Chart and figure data
[start]

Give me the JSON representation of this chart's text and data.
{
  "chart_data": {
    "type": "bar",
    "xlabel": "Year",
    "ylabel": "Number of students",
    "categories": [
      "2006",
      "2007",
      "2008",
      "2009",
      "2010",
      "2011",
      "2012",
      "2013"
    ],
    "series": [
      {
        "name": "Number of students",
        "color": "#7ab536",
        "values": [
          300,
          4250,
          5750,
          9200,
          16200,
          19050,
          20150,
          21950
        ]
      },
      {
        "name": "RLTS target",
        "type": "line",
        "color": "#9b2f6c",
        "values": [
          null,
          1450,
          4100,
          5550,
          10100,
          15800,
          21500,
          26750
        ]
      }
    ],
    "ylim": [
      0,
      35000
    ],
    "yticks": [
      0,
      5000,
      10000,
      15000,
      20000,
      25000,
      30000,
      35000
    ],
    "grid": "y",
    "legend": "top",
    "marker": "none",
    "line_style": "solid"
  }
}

[end]

> _Written instruction_
Go through the entries and return each line where the word "name" appears.

> _Solved problem_
        "name": "Number of students",
        "name": "RLTS target",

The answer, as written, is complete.